> Goal of the exercise:
Exactly transcribe the span of lines from the one containing "Decode this image" through the final line of the entries, inclusive, and nothing outside it. Exclude the pictures.
--- BEGIN Raw data ---
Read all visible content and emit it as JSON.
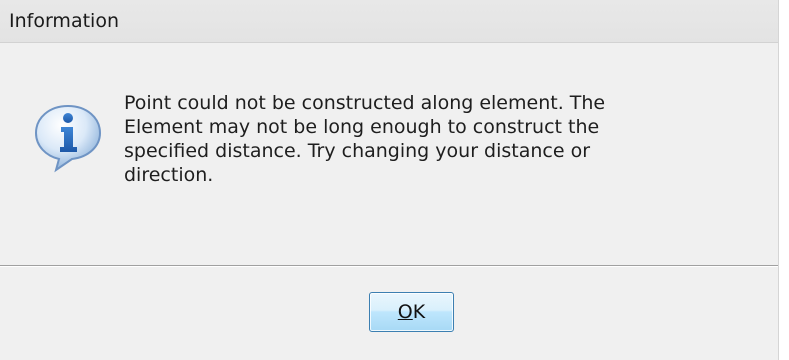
{
  "dialog": {
    "title": "Information",
    "icon": "information-icon",
    "message": "Point could not be constructed along element. The\nElement may not be long enough to construct the\nspecified distance. Try changing your distance or\ndirection.",
    "buttons": {
      "ok_label_mnemonic": "O",
      "ok_label_rest": "K"
    }
  },
  "colors": {
    "icon_blue": "#2b6fc4",
    "button_border": "#3c7fb1"
  }
}
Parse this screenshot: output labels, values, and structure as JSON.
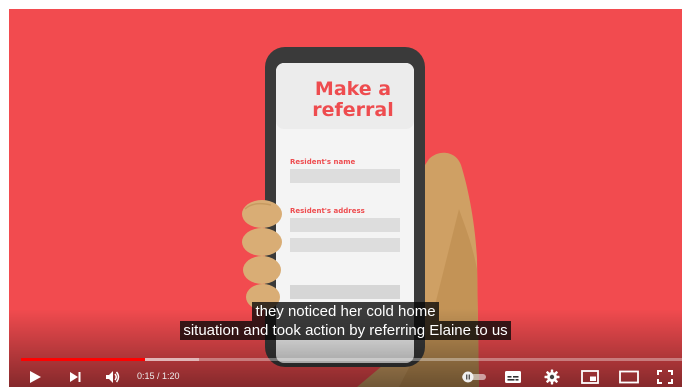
{
  "video": {
    "screen_title_line1": "Make a",
    "screen_title_line2": "referral",
    "field1_label": "Resident's name",
    "field2_label": "Resident's address"
  },
  "captions": {
    "line1": "they noticed her cold home",
    "line2": "situation and took action by referring Elaine to us"
  },
  "player": {
    "time_display": "0:15 / 1:20",
    "progress_fraction": 0.1875,
    "buffered_fraction": 0.27,
    "colors": {
      "background": "#f24b4f",
      "accent": "#ee4c4f",
      "progress": "#ff0000"
    }
  },
  "icons": {
    "play": "play-icon",
    "next": "next-icon",
    "volume": "volume-icon",
    "autoplay": "autoplay-toggle-icon",
    "subtitles": "subtitles-icon",
    "settings": "gear-icon",
    "miniplayer": "miniplayer-icon",
    "theater": "theater-mode-icon",
    "fullscreen": "fullscreen-icon"
  }
}
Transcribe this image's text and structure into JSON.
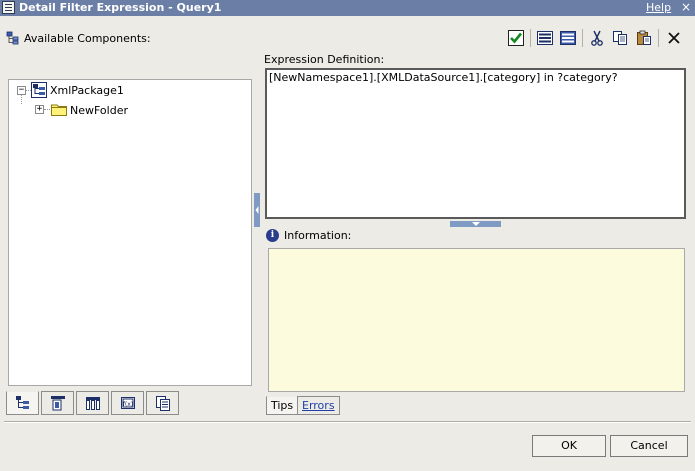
{
  "window": {
    "title": "Detail Filter Expression - Query1",
    "help_label": "Help",
    "close_glyph": "×"
  },
  "left": {
    "heading": "Available Components:",
    "tree": [
      {
        "label": "XmlPackage1",
        "icon": "package-icon",
        "expander": "−"
      },
      {
        "label": "NewFolder",
        "icon": "folder-icon",
        "expander": "+"
      }
    ],
    "tabs": [
      "source-tree-icon",
      "data-items-icon",
      "query-items-icon",
      "functions-icon",
      "parameters-icon"
    ]
  },
  "toolbar": {
    "icons": [
      "validate-check-icon",
      "select-all-icon",
      "clear-icon",
      "cut-icon",
      "copy-icon",
      "paste-icon",
      "delete-icon"
    ]
  },
  "expression": {
    "label": "Expression Definition:",
    "value": "[NewNamespace1].[XMLDataSource1].[category] in ?category?"
  },
  "information": {
    "label": "Information:",
    "icon_glyph": "i",
    "tabs": {
      "tips": "Tips",
      "errors": "Errors"
    }
  },
  "buttons": {
    "ok": "OK",
    "cancel": "Cancel"
  },
  "colors": {
    "titlebar": "#6b7fa6",
    "dialog_bg": "#ecebe6",
    "info_bg": "#fdfbde",
    "accent": "#7f9bc4"
  }
}
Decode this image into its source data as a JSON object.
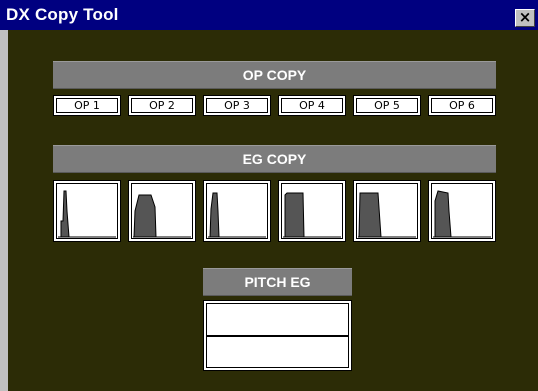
{
  "window": {
    "title": "DX Copy Tool"
  },
  "titlebar": {
    "close_icon": "close-x-icon",
    "close_glyph": "×"
  },
  "op_copy": {
    "header": "OP COPY",
    "buttons": [
      "OP 1",
      "OP 2",
      "OP 3",
      "OP 4",
      "OP 5",
      "OP 6"
    ]
  },
  "eg_copy": {
    "header": "EG COPY",
    "thumbnail_icon": "envelope-graph-icon"
  },
  "pitch_eg": {
    "header": "PITCH EG",
    "buttons": [
      "",
      ""
    ]
  },
  "colors": {
    "titlebar": "#000080",
    "client_background": "#2c2c06",
    "header_background": "#7c7c7c",
    "envelope_fill": "#555555"
  }
}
--- END Raw data ---
> Reply to the exercise:
Decode this image into its source data as a JSON object.
{
  "window": {
    "title": "DX Copy Tool"
  },
  "titlebar": {
    "close_icon": "close-x-icon",
    "close_glyph": "×"
  },
  "op_copy": {
    "header": "OP COPY",
    "buttons": [
      "OP 1",
      "OP 2",
      "OP 3",
      "OP 4",
      "OP 5",
      "OP 6"
    ]
  },
  "eg_copy": {
    "header": "EG COPY",
    "thumbnail_icon": "envelope-graph-icon"
  },
  "pitch_eg": {
    "header": "PITCH EG",
    "buttons": [
      "",
      ""
    ]
  },
  "colors": {
    "titlebar": "#000080",
    "client_background": "#2c2c06",
    "header_background": "#7c7c7c",
    "envelope_fill": "#555555"
  }
}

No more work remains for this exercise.